Every line of the data that contains the string "Where" must be copied.

Begin Source data

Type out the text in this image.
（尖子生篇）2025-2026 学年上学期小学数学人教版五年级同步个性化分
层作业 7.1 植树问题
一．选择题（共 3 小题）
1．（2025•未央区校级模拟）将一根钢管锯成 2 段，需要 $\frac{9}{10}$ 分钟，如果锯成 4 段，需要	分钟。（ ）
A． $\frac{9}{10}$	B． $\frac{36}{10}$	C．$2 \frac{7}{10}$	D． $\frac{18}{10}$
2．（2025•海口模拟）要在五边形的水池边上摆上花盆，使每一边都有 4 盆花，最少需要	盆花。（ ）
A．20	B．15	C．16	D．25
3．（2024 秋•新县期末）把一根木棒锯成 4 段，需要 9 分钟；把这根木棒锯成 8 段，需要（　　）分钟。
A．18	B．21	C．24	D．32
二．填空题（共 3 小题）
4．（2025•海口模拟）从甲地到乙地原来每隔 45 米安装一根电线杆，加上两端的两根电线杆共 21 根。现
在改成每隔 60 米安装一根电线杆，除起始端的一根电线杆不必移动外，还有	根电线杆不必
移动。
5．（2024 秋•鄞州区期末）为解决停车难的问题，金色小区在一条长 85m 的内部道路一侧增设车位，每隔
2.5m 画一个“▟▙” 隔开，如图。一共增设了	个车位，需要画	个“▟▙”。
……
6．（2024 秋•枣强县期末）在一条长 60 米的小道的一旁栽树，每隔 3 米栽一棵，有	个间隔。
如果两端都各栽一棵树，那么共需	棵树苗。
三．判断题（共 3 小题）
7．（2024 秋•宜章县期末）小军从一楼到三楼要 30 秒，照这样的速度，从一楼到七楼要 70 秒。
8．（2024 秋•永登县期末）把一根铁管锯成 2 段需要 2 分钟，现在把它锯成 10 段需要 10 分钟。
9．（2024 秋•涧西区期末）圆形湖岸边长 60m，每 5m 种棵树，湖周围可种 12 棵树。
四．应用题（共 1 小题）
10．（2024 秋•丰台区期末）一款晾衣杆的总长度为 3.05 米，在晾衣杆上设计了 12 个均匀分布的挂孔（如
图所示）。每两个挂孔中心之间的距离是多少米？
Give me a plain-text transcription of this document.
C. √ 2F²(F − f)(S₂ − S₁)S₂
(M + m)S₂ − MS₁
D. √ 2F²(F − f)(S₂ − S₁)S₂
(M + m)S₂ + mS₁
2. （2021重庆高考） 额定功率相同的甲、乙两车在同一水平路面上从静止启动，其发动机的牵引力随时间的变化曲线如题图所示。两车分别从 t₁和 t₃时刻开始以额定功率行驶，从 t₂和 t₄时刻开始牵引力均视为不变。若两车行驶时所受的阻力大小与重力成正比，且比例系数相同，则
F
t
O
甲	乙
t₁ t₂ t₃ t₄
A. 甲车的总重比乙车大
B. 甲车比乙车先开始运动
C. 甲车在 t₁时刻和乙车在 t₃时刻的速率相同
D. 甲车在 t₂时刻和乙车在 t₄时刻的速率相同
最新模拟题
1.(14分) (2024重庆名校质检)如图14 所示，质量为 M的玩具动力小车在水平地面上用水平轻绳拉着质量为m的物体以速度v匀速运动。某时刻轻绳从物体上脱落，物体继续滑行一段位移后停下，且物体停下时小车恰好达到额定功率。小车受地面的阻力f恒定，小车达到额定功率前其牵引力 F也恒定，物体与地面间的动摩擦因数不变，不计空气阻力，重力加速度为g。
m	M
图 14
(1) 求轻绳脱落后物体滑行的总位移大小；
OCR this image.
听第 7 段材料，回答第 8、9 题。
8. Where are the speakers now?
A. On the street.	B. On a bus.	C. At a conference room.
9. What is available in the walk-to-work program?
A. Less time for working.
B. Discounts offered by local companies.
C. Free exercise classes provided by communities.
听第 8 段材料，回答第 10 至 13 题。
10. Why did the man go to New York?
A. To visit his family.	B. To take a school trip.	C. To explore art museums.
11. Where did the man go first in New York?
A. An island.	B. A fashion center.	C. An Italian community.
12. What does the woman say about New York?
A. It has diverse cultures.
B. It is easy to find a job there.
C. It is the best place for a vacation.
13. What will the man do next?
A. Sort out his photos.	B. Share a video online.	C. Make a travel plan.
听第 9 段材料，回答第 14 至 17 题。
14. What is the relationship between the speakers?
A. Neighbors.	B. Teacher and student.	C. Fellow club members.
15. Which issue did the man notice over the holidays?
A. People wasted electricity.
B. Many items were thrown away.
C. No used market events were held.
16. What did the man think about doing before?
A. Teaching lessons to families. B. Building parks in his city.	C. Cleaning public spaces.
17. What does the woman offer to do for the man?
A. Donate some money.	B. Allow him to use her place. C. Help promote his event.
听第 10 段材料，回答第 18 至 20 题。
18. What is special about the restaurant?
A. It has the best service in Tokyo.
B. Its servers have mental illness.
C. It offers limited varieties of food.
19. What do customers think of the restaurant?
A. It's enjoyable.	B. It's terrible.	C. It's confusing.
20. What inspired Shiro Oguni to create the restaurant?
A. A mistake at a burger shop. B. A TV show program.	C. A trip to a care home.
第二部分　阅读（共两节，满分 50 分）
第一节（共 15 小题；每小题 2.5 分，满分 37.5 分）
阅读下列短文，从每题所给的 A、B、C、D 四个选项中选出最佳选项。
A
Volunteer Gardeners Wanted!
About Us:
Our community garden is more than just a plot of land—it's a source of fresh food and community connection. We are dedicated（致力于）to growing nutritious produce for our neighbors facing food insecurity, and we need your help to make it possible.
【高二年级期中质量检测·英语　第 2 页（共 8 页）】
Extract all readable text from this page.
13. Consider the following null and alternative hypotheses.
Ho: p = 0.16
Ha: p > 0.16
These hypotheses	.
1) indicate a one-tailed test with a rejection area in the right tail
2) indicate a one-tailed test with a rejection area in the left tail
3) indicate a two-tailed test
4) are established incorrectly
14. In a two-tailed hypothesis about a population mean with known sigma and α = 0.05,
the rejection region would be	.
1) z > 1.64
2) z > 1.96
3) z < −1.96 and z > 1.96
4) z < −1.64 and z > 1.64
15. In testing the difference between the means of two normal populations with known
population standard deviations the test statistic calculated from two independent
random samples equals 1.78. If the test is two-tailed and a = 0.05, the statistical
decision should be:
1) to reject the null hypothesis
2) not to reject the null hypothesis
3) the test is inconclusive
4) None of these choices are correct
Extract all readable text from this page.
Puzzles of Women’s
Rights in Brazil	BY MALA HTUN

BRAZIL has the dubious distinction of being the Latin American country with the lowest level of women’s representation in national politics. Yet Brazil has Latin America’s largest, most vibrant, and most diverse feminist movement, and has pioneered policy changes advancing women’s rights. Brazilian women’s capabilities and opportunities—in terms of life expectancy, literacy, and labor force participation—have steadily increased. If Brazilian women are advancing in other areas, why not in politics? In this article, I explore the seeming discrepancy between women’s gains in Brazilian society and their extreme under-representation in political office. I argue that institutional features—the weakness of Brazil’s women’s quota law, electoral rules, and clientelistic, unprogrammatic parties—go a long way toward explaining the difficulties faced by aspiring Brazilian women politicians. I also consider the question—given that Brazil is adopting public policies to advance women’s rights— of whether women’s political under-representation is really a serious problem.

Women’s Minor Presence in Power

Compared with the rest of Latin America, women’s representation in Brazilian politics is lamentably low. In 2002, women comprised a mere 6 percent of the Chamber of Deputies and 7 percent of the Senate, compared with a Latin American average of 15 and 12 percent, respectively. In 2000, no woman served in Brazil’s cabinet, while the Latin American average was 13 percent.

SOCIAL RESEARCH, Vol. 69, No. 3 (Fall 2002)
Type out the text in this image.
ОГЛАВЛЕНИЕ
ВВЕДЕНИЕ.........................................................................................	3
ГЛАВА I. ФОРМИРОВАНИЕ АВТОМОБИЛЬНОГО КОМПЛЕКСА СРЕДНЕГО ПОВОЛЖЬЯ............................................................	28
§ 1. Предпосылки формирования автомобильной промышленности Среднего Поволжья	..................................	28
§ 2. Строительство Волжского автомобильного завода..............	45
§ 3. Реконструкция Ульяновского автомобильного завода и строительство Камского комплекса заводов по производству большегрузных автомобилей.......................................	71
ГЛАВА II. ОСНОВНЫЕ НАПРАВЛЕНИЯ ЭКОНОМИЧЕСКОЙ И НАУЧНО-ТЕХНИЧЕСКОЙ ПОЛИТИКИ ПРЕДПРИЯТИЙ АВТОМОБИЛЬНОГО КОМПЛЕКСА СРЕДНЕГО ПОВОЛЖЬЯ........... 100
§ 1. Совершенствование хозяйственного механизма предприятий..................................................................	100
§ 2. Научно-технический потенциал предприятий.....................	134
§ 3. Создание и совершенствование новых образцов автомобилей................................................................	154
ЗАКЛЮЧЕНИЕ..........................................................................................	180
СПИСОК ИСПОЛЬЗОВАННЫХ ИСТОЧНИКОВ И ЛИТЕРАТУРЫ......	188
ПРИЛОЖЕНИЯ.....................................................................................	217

End Source data

Full response -
8. Where are the speakers now?
11. Where did the man go first in New York?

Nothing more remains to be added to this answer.